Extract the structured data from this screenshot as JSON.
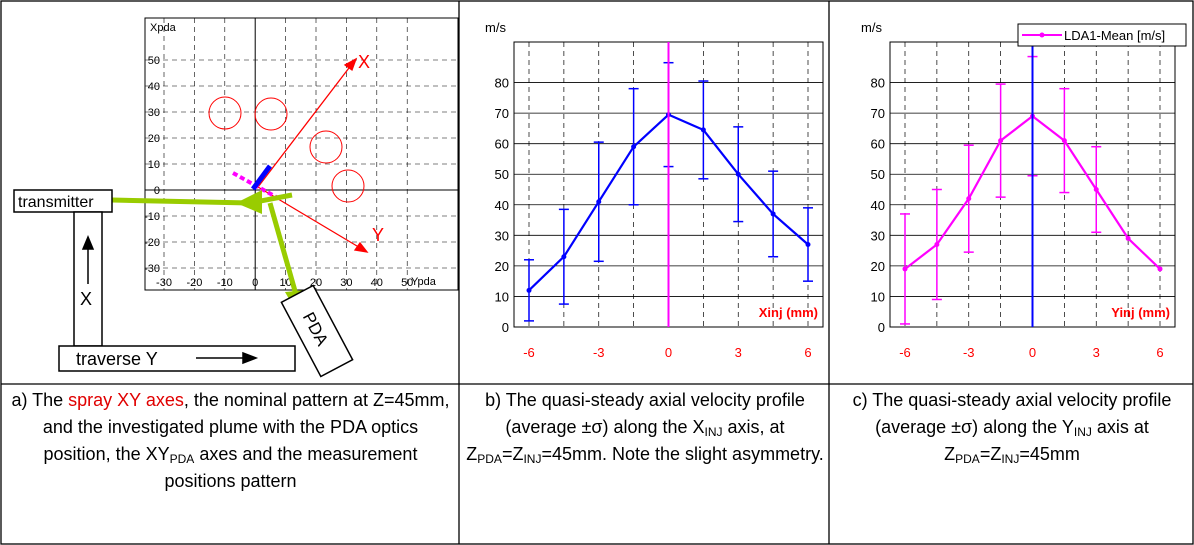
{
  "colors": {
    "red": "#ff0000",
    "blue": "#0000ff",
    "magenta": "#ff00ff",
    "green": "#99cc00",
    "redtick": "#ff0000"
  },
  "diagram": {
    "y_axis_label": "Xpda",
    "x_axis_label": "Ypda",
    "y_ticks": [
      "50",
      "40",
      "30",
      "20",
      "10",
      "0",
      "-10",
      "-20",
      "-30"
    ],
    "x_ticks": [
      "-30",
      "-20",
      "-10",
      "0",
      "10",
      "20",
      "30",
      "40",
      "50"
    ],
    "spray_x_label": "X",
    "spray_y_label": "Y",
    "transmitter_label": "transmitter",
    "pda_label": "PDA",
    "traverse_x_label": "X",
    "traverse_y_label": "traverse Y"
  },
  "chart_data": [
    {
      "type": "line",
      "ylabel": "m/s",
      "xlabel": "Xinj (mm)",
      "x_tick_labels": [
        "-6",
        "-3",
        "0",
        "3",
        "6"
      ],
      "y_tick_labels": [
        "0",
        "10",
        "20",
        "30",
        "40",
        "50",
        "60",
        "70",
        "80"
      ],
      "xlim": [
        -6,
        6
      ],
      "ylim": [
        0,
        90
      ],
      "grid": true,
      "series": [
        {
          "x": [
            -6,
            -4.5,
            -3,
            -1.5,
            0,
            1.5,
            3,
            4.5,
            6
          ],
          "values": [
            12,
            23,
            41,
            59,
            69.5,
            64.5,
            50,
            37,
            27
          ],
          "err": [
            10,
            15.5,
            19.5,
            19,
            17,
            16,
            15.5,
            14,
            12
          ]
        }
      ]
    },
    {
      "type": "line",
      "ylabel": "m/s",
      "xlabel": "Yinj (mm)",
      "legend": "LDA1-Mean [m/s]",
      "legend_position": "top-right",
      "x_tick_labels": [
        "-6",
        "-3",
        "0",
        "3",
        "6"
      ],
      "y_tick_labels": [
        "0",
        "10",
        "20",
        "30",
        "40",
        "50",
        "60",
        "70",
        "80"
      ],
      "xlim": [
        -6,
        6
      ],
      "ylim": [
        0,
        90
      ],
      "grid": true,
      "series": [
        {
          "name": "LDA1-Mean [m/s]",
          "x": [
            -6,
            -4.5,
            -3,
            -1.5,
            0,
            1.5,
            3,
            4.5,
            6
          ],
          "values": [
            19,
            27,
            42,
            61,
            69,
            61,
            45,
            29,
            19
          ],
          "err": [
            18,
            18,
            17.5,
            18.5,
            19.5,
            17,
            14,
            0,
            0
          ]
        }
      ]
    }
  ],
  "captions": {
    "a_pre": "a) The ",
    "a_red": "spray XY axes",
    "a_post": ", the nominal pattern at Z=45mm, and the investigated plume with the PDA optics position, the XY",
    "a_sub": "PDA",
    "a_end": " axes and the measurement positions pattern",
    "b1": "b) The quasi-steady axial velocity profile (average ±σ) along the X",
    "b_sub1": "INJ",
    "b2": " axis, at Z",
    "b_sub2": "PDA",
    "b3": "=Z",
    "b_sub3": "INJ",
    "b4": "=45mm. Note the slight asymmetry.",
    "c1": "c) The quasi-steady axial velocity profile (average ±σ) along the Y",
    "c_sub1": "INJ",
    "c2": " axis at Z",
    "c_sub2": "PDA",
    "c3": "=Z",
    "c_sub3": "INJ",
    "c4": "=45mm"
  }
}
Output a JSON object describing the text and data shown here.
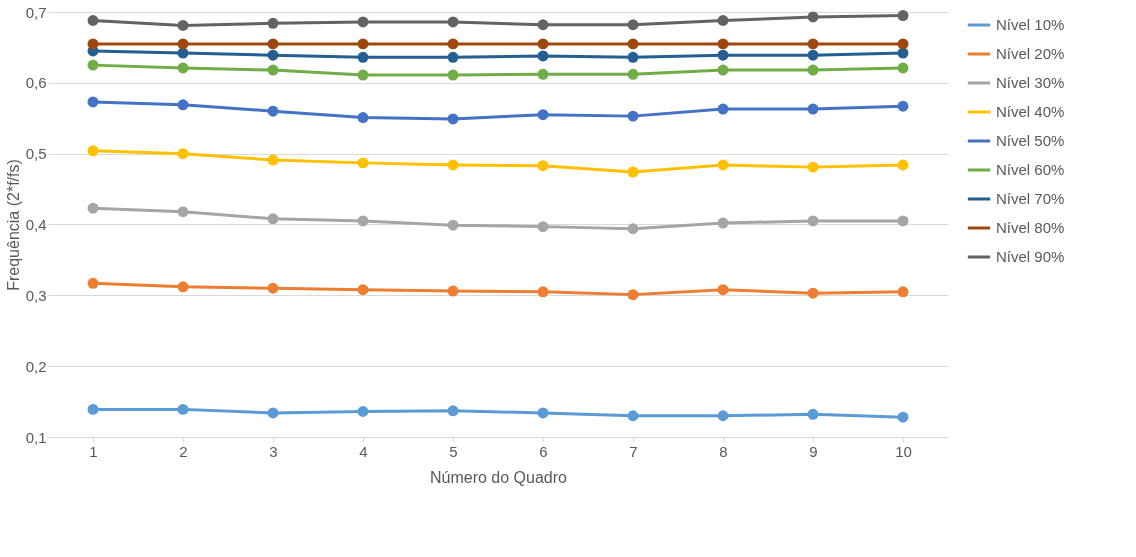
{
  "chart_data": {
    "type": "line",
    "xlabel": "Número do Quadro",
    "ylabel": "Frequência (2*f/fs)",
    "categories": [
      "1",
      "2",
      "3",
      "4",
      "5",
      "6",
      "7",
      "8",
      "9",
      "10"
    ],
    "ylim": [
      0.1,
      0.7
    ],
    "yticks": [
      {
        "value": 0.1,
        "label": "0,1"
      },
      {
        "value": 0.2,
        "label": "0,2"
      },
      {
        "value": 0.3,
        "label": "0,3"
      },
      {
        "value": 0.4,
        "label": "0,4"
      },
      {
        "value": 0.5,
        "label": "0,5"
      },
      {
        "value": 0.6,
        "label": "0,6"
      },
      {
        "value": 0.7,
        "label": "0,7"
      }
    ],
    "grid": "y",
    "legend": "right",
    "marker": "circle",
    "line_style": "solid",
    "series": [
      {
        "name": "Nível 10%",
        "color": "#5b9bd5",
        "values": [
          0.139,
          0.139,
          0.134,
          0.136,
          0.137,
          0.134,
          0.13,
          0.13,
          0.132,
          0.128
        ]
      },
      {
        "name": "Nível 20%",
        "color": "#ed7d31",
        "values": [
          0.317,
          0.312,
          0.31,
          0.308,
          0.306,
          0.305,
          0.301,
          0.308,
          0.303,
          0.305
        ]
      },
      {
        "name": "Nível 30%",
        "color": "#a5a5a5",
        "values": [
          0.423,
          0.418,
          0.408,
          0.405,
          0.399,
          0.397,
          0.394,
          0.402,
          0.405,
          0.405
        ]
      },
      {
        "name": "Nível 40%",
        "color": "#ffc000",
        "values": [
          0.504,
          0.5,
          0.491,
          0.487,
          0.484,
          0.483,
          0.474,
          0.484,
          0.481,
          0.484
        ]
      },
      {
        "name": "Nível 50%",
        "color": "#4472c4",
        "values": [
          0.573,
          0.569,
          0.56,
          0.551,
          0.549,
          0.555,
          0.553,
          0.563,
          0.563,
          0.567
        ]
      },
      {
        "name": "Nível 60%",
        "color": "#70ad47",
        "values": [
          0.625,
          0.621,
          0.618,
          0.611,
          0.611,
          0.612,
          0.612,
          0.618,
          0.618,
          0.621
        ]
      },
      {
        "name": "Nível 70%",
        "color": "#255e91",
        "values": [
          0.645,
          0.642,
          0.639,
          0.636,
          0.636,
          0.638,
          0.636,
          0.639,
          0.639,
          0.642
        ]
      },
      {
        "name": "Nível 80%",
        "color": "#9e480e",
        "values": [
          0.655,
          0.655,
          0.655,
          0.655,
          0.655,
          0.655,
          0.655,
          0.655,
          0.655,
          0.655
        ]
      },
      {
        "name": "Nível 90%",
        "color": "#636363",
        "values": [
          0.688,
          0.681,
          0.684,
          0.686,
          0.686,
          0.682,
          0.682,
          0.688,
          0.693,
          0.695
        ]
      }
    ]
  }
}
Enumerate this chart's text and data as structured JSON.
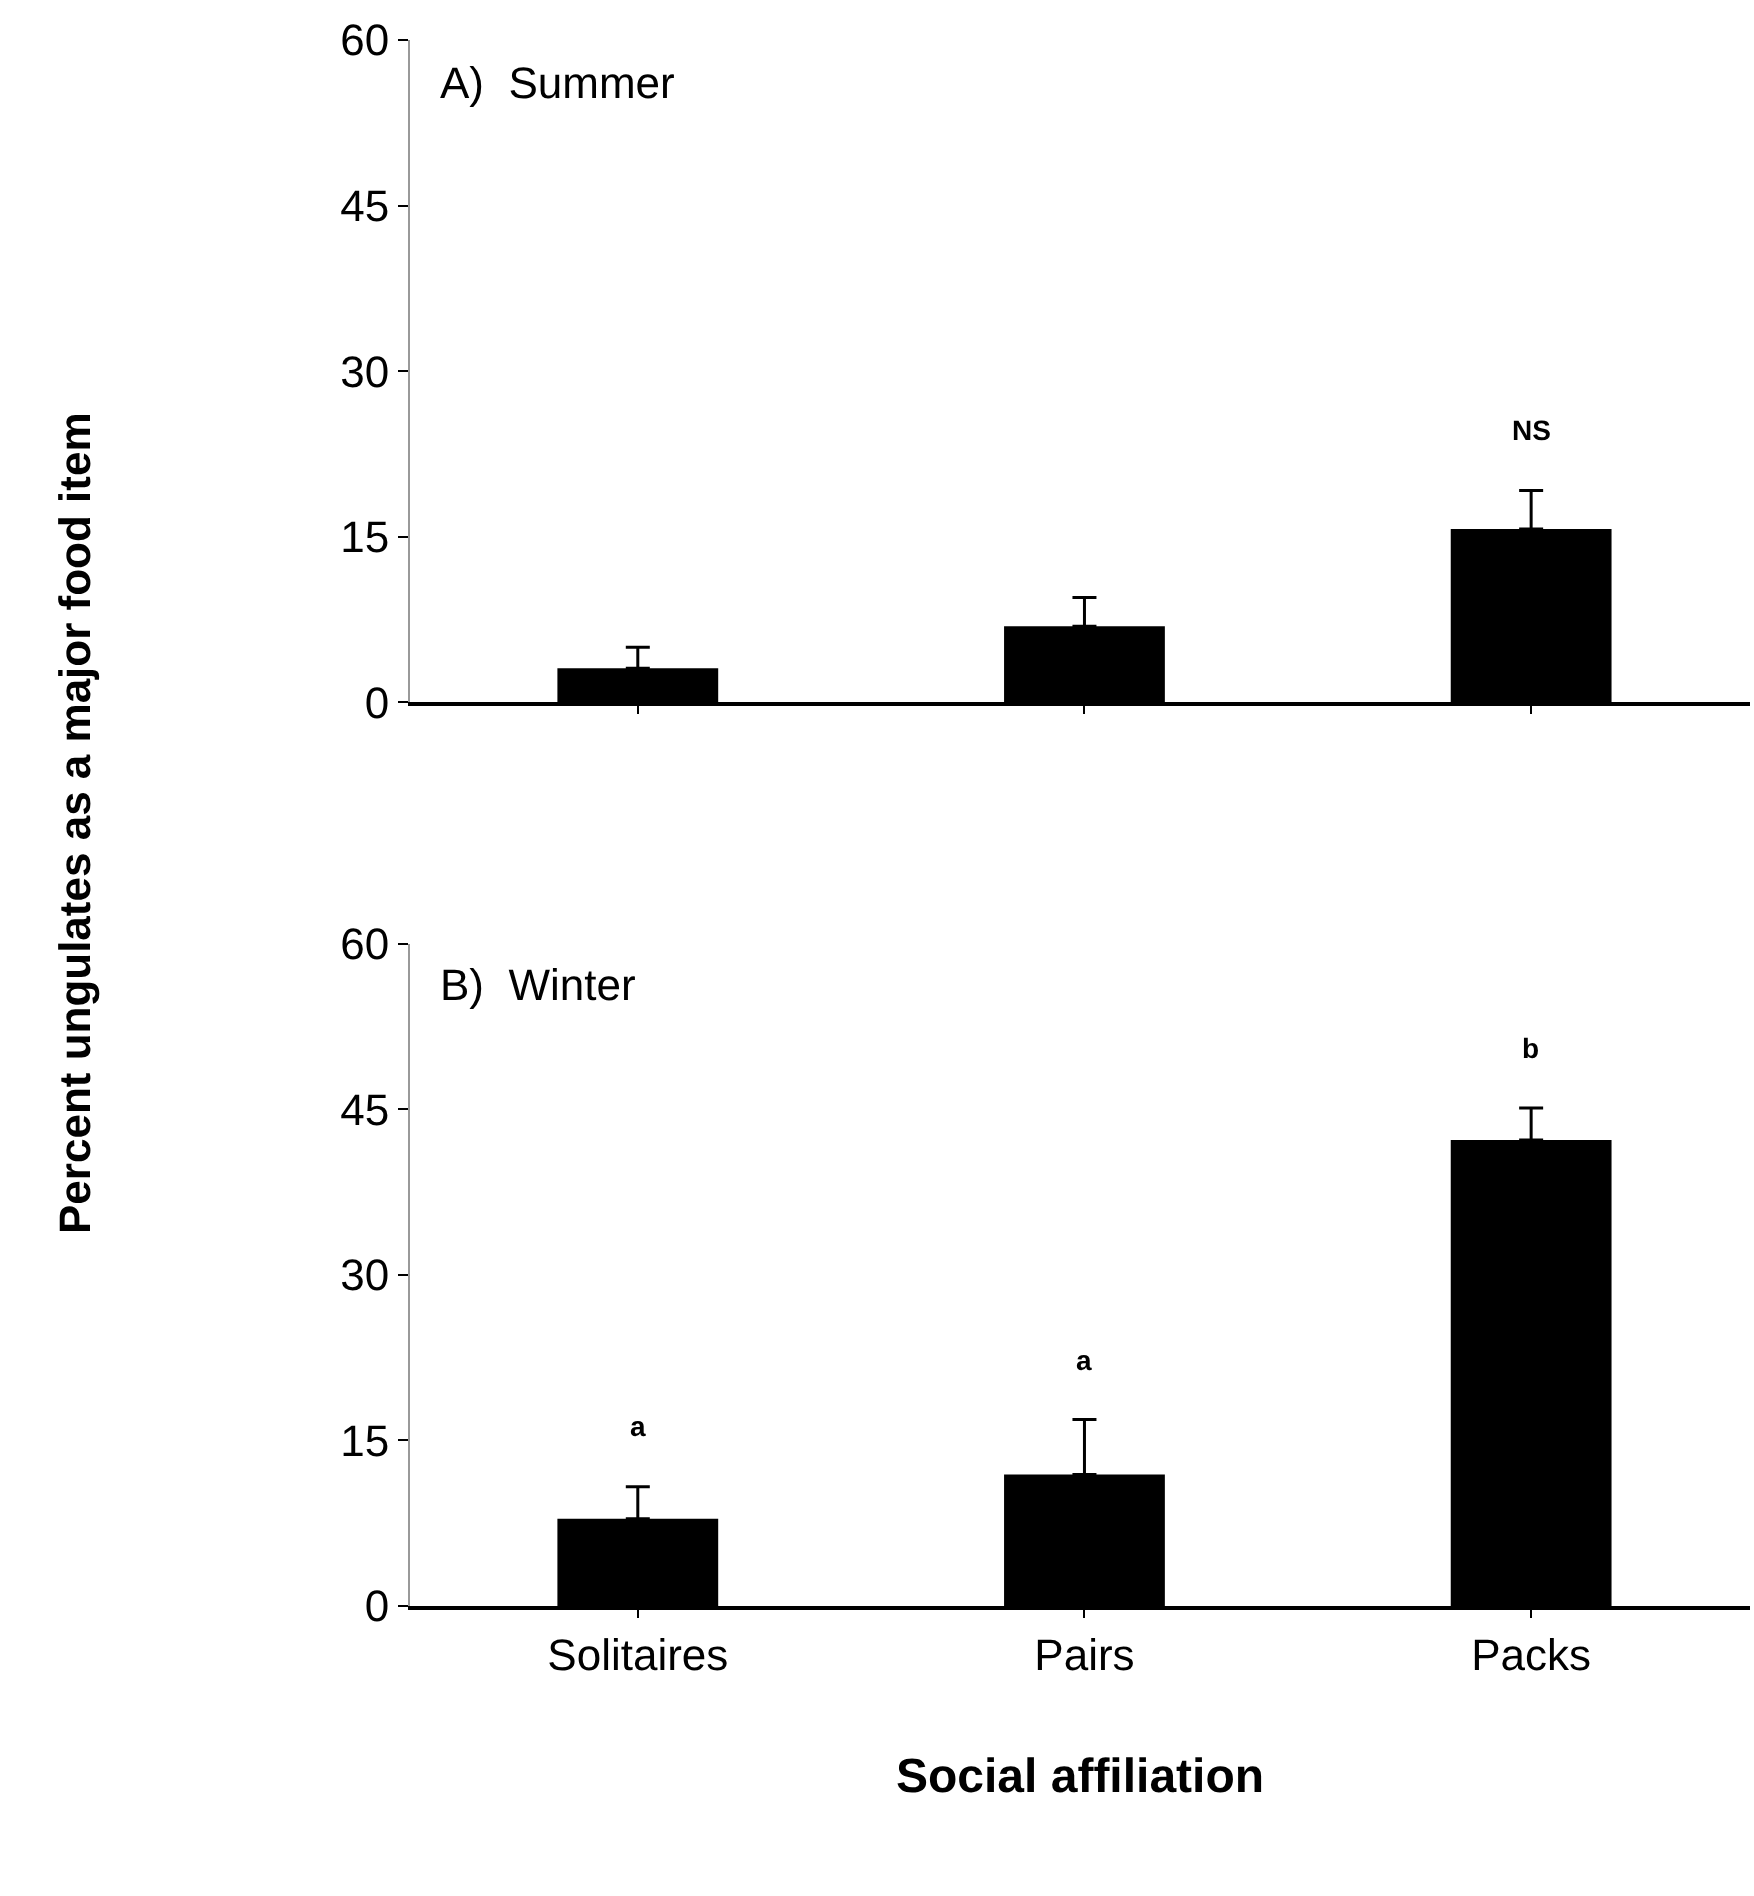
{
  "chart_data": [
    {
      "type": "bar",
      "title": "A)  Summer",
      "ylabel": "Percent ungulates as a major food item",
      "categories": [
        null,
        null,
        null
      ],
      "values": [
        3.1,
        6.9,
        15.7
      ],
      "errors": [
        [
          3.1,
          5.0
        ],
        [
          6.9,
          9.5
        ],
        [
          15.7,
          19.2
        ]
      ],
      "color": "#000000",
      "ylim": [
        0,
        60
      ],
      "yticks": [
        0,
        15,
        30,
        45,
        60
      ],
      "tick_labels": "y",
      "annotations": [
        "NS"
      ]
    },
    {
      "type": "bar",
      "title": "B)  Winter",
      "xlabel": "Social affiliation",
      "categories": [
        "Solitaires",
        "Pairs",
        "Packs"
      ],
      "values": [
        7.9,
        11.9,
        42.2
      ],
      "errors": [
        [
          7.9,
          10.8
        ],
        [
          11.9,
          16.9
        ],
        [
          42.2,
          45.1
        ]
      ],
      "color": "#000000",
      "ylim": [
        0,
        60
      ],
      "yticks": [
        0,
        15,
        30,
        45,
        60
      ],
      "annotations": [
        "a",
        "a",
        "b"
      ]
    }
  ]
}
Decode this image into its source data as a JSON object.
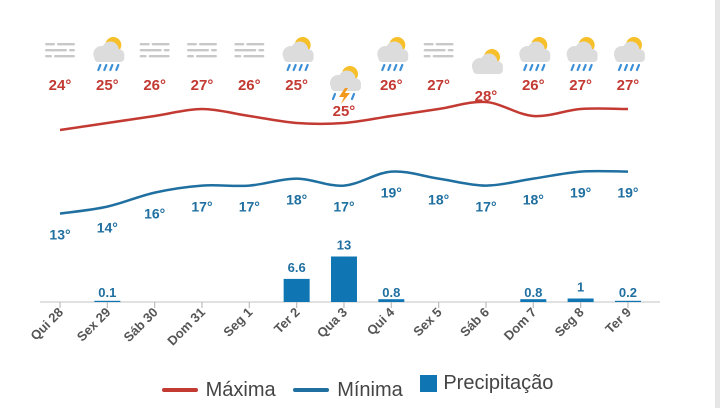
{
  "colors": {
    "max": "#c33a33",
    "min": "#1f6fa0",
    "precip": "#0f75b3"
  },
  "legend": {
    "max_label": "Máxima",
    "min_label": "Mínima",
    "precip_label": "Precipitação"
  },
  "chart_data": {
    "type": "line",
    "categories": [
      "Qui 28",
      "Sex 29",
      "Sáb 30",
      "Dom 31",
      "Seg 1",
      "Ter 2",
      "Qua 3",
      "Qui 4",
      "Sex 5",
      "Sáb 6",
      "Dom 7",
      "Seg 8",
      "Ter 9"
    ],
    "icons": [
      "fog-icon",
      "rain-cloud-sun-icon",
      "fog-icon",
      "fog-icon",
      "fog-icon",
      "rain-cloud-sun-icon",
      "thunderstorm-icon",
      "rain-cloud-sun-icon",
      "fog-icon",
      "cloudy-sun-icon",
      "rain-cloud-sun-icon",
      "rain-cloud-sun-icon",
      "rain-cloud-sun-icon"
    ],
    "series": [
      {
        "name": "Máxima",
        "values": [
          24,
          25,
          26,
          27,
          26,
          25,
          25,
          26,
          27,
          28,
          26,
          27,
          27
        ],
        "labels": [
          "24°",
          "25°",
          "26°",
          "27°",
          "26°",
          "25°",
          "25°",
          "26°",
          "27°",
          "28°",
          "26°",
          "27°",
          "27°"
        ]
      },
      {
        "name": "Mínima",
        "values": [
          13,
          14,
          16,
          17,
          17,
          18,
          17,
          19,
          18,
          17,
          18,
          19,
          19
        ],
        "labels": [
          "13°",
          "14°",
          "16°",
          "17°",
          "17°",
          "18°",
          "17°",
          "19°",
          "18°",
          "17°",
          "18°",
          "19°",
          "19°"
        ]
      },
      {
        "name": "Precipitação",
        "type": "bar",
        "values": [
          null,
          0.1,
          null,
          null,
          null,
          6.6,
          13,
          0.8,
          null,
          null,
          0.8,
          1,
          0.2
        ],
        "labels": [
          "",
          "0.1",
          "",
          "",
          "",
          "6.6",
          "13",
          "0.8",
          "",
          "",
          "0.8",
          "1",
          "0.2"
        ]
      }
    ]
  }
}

Written exercise: How many of the lines above hold the word "ylabel"? Give only that number.

Full output: 4